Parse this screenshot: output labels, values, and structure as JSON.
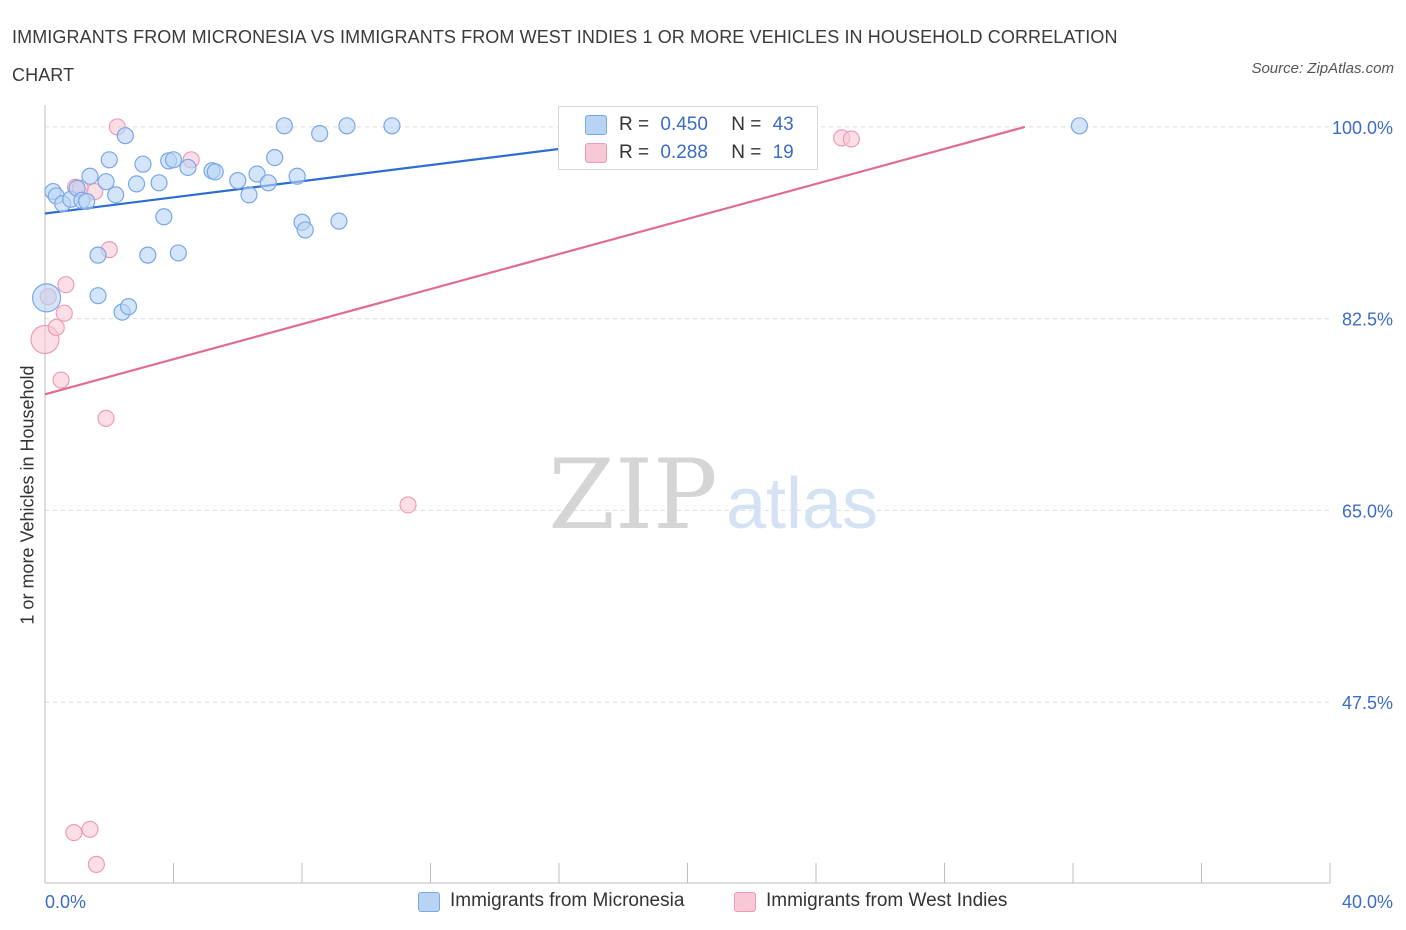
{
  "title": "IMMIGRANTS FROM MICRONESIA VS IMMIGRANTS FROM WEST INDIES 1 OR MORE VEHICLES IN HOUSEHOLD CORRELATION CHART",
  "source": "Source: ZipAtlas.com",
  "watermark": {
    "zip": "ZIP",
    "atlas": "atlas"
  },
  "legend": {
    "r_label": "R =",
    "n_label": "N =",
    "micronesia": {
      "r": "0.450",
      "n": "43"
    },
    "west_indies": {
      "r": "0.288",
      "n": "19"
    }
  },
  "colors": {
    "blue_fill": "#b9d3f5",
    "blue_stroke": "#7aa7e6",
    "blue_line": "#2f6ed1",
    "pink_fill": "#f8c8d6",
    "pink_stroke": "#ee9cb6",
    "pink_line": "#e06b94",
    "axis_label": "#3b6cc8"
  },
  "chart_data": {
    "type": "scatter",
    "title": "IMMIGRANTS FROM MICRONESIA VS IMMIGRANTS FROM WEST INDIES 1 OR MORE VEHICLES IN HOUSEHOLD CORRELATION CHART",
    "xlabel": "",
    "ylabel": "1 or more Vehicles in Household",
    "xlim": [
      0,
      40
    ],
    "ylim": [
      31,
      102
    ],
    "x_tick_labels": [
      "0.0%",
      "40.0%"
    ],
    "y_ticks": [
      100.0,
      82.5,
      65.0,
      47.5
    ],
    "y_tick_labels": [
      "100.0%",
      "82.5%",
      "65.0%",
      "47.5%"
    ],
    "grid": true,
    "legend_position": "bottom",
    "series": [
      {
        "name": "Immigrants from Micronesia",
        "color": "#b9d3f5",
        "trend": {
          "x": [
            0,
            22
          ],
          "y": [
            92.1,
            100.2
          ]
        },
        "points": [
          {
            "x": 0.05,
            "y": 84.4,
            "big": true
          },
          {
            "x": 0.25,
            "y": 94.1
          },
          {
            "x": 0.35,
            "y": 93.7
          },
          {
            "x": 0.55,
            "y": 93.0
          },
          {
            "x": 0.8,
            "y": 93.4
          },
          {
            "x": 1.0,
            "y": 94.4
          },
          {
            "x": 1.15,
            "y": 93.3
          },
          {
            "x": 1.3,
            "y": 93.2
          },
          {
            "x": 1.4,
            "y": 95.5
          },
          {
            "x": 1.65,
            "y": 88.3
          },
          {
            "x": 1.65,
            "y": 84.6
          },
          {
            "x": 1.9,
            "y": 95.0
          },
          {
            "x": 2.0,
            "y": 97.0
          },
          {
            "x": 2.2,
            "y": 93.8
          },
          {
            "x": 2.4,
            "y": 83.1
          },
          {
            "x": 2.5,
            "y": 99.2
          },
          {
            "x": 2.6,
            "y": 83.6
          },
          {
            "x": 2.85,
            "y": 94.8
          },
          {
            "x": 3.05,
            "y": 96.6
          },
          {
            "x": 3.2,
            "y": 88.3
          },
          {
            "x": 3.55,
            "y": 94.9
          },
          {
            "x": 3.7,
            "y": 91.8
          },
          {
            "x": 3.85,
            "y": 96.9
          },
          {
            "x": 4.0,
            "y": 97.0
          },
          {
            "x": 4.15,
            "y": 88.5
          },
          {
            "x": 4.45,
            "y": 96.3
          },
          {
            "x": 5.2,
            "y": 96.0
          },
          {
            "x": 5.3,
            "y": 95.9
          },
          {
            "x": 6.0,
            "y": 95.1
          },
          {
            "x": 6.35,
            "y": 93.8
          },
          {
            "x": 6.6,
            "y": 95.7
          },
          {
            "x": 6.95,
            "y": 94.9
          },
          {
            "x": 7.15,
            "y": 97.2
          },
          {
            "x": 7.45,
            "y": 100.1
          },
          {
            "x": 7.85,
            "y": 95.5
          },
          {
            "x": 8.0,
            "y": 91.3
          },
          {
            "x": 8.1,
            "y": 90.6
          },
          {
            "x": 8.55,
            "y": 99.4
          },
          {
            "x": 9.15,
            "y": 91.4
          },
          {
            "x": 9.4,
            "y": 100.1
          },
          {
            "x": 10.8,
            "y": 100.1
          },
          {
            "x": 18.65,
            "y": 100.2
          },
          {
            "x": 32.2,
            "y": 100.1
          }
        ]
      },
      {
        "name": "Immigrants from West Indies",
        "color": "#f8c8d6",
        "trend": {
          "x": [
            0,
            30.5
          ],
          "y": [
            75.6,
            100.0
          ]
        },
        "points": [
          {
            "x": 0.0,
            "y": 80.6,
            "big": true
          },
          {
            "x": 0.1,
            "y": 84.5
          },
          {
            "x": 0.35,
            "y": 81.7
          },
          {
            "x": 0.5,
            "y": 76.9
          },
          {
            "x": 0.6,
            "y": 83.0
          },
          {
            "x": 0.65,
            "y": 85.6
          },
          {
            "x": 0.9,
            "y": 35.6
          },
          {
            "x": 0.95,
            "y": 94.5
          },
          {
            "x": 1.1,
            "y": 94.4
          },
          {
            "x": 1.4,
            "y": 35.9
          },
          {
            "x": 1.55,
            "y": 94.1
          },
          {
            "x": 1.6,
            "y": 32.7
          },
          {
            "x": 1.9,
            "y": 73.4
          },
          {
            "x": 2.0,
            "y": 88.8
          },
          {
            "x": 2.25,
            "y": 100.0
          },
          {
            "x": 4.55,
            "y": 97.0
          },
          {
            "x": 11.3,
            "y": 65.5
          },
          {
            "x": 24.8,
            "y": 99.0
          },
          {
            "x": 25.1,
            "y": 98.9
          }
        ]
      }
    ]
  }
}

================================

Task to carry out: Extract from the material all lines containing the string "CORRELATION".

Answer for this exercise:
  "title": "IMMIGRANTS FROM MICRONESIA VS IMMIGRANTS FROM WEST INDIES 1 OR MORE VEHICLES IN HOUSEHOLD CORRELATION CHART",
    "title": "IMMIGRANTS FROM MICRONESIA VS IMMIGRANTS FROM WEST INDIES 1 OR MORE VEHICLES IN HOUSEHOLD CORRELATION CHART",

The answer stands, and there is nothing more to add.